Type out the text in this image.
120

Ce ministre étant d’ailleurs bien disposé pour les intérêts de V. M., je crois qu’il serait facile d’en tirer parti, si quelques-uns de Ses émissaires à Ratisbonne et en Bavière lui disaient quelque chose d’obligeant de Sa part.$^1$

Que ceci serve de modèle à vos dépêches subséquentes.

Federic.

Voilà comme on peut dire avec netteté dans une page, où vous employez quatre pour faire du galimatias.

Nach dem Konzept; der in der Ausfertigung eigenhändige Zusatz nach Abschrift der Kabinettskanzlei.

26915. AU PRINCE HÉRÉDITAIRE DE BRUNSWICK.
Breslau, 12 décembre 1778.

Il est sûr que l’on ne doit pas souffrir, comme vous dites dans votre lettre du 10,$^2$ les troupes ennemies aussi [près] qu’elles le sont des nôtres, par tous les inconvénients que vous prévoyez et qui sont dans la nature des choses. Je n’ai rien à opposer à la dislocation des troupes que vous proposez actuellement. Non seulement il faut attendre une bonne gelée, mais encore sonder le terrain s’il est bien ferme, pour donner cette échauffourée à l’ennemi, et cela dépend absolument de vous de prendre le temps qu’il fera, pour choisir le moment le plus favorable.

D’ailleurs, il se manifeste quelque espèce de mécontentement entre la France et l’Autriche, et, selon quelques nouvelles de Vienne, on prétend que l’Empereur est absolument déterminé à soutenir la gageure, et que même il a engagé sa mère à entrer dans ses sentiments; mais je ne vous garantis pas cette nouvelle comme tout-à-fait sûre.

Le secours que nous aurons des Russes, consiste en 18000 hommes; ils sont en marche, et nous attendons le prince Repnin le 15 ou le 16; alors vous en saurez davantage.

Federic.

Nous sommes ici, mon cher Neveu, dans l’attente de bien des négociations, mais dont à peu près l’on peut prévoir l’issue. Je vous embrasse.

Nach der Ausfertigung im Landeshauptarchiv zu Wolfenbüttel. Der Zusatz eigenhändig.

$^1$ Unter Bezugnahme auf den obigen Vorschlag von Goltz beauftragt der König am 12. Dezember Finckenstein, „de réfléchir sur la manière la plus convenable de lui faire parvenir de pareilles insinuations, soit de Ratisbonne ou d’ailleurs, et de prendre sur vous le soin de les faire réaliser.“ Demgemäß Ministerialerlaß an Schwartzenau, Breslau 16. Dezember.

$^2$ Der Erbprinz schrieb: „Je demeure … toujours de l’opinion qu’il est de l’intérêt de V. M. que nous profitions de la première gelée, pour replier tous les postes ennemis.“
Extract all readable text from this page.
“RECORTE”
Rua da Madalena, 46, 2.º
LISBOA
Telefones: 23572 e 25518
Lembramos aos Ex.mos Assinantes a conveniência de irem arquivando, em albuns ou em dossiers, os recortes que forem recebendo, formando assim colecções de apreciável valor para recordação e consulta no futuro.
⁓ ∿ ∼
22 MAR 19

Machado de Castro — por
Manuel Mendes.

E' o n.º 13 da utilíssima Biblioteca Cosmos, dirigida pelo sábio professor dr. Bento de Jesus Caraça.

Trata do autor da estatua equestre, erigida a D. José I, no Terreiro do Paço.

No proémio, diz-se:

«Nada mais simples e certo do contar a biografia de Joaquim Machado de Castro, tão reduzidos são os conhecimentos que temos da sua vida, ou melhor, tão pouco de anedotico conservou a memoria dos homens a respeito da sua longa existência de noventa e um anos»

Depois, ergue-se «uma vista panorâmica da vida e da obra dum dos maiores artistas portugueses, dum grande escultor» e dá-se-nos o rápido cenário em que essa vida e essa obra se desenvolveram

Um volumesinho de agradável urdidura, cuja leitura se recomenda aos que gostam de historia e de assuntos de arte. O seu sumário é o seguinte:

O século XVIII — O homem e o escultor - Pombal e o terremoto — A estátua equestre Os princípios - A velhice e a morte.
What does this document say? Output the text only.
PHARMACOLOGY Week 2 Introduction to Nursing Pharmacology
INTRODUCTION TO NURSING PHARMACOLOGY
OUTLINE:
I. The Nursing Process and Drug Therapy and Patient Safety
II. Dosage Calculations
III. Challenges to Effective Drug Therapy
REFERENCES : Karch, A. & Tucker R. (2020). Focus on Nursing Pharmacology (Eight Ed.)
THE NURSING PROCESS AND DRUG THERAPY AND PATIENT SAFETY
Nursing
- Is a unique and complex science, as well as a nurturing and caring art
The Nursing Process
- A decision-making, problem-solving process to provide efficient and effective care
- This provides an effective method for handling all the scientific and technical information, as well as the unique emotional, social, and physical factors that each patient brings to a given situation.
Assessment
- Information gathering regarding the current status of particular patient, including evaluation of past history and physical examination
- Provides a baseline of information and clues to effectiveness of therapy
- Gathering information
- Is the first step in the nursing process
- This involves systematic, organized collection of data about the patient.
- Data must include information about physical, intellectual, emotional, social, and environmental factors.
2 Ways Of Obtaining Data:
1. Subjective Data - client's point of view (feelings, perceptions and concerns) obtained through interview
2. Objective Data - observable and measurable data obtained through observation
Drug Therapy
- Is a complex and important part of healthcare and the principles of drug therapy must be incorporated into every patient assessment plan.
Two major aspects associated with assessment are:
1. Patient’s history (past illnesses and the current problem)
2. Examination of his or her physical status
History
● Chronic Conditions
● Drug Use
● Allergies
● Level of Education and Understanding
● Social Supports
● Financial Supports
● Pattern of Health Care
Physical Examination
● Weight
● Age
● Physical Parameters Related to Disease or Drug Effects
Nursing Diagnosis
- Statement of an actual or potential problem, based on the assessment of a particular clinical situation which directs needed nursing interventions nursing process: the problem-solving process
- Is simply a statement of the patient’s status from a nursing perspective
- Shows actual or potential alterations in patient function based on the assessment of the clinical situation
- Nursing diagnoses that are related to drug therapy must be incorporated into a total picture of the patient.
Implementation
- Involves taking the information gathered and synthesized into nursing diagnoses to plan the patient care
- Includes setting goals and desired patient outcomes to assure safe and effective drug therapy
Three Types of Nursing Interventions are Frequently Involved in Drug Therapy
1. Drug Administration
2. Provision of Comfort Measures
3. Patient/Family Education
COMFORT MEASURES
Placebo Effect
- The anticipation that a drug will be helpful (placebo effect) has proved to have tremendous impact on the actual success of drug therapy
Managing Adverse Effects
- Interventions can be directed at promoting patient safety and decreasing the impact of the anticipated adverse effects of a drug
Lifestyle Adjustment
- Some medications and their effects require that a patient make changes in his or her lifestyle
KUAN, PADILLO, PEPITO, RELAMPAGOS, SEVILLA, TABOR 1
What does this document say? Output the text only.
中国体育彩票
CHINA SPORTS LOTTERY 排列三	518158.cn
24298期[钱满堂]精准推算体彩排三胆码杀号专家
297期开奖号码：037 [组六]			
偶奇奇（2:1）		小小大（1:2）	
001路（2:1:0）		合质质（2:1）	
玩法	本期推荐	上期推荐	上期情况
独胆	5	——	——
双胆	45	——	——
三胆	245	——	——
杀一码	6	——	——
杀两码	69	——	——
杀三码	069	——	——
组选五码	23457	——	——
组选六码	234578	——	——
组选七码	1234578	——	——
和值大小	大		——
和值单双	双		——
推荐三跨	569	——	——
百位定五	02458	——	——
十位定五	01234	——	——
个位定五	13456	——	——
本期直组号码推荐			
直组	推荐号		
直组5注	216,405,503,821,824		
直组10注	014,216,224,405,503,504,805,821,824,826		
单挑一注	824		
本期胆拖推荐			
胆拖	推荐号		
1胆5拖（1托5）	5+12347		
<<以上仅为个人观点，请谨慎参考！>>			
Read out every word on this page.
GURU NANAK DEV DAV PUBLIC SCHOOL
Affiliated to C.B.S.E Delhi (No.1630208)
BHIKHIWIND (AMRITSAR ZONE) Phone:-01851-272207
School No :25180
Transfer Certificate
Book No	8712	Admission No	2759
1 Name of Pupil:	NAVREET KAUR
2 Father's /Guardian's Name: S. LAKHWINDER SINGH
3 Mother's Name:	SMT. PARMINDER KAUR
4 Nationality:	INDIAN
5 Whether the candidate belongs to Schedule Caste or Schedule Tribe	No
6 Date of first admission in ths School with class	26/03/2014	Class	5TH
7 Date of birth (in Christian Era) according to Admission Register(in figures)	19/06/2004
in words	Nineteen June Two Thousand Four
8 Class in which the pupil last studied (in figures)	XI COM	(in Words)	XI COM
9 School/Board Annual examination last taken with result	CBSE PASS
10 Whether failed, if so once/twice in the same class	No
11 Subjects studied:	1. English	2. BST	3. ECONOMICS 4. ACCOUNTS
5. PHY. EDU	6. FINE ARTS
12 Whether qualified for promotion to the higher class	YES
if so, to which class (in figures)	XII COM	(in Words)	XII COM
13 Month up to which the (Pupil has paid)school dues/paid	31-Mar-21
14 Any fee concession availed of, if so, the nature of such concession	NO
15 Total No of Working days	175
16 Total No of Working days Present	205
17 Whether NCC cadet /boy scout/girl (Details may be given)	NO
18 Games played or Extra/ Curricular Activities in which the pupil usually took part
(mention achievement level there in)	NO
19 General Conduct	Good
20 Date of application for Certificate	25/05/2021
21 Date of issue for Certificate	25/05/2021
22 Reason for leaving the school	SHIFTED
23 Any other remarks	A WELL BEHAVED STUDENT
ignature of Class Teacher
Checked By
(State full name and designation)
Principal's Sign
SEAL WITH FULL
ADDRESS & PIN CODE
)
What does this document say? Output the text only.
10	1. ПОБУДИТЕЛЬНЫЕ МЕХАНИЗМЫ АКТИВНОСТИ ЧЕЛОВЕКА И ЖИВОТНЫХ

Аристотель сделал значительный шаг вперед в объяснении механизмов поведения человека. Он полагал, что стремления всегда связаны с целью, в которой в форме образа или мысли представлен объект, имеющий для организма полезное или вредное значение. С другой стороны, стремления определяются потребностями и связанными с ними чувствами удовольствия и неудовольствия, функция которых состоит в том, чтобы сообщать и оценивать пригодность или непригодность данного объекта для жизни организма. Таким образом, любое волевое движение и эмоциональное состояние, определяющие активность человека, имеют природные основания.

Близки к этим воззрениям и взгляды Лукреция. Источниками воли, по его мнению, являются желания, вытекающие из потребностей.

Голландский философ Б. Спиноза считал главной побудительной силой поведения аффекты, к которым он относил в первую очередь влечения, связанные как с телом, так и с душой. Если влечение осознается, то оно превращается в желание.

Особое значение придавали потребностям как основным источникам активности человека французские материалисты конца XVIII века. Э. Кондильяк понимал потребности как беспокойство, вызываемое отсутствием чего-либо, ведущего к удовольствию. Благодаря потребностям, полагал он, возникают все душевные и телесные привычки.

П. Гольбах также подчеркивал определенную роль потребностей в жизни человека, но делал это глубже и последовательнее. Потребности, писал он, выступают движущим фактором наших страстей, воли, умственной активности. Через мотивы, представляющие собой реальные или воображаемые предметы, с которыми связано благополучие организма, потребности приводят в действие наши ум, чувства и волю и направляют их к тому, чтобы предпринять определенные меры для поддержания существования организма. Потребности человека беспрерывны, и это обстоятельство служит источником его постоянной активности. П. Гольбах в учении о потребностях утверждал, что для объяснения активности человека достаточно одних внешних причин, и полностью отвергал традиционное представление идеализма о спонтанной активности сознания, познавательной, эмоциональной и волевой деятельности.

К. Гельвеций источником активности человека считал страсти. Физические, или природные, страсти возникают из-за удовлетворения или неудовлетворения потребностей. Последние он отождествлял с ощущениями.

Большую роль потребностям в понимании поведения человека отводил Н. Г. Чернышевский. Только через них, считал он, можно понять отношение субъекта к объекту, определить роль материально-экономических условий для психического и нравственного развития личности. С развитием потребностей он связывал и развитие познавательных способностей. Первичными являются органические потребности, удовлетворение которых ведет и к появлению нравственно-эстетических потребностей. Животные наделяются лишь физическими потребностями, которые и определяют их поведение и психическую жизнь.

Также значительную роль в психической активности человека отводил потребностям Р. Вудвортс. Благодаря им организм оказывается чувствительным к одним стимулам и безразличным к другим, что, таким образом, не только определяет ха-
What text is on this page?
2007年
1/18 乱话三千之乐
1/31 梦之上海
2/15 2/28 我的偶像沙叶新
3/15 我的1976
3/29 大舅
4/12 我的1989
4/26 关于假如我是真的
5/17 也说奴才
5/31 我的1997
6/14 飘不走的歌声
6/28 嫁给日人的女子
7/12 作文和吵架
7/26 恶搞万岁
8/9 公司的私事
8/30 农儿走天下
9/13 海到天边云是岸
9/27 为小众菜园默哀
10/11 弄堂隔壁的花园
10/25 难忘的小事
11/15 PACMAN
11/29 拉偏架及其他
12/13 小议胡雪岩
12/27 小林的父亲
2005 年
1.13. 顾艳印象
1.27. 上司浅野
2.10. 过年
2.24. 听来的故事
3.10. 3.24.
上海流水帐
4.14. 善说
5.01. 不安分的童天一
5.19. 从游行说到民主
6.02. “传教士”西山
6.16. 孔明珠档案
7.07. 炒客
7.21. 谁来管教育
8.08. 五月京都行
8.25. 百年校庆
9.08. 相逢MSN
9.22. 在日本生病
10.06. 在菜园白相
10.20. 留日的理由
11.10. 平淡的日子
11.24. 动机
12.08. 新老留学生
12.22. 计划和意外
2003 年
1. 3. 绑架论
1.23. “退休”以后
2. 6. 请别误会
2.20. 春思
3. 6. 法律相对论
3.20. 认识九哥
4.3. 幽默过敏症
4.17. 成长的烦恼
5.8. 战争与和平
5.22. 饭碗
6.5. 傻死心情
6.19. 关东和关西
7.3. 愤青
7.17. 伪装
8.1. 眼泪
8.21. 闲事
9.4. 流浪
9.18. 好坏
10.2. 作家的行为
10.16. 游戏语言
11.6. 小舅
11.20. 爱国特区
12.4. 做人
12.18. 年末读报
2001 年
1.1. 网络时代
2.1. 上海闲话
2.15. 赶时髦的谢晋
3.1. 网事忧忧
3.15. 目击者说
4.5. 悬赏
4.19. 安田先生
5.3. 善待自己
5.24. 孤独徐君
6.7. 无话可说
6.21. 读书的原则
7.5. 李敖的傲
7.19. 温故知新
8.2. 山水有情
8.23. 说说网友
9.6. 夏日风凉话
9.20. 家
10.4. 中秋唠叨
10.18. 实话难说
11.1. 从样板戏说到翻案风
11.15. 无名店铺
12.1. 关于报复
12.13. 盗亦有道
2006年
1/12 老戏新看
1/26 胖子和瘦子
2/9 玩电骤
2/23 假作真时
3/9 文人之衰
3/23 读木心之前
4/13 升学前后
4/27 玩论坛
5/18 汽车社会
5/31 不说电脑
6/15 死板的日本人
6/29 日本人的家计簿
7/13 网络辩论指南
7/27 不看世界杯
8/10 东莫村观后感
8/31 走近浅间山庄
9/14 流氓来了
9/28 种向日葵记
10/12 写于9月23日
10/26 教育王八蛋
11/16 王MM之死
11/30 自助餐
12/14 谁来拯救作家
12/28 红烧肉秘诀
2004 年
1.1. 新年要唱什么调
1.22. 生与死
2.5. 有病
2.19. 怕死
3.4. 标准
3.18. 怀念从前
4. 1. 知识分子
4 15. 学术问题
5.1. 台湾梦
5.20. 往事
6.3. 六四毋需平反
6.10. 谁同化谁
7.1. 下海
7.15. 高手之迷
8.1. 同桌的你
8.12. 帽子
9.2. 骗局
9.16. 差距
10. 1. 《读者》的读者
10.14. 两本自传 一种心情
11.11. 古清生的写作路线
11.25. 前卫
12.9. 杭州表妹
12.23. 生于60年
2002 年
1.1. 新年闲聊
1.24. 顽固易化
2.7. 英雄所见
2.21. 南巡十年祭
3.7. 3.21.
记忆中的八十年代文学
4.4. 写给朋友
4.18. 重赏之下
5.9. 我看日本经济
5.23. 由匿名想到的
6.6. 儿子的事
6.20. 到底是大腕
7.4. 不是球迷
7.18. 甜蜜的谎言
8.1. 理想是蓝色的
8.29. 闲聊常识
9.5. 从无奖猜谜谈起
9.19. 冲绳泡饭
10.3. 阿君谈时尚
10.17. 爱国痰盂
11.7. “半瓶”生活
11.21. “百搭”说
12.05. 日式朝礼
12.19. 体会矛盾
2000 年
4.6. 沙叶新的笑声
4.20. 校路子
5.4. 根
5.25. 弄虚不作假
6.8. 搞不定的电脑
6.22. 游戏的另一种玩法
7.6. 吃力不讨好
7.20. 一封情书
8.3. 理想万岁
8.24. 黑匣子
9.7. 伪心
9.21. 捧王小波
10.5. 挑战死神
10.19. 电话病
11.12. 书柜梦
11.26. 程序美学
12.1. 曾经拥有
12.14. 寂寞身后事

* * * * * * *

What is being asked> Go through the material line by line. Show each line that contains the string "bien".

Worked solution>
Ce ministre étant d’ailleurs bien disposé pour les intérêts de V. M., je crois qu’il serait facile d’en tirer parti, si quelques-uns de Ses émissaires à Ratisbonne et en Bavière lui disaient quelque chose d’obligeant de Sa part.$^1$
Il est sûr que l’on ne doit pas souffrir, comme vous dites dans votre lettre du 10,$^2$ les troupes ennemies aussi [près] qu’elles le sont des nôtres, par tous les inconvénients que vous prévoyez et qui sont dans la nature des choses. Je n’ai rien à opposer à la dislocation des troupes que vous proposez actuellement. Non seulement il faut attendre une bonne gelée, mais encore sonder le terrain s’il est bien ferme, pour donner cette échauffourée à l’ennemi, et cela dépend absolument de vous de prendre le temps qu’il fera, pour choisir le moment le plus favorable.
Nous sommes ici, mon cher Neveu, dans l’attente de bien des négociations, mais dont à peu près l’on peut prévoir l’issue. Je vous embrasse.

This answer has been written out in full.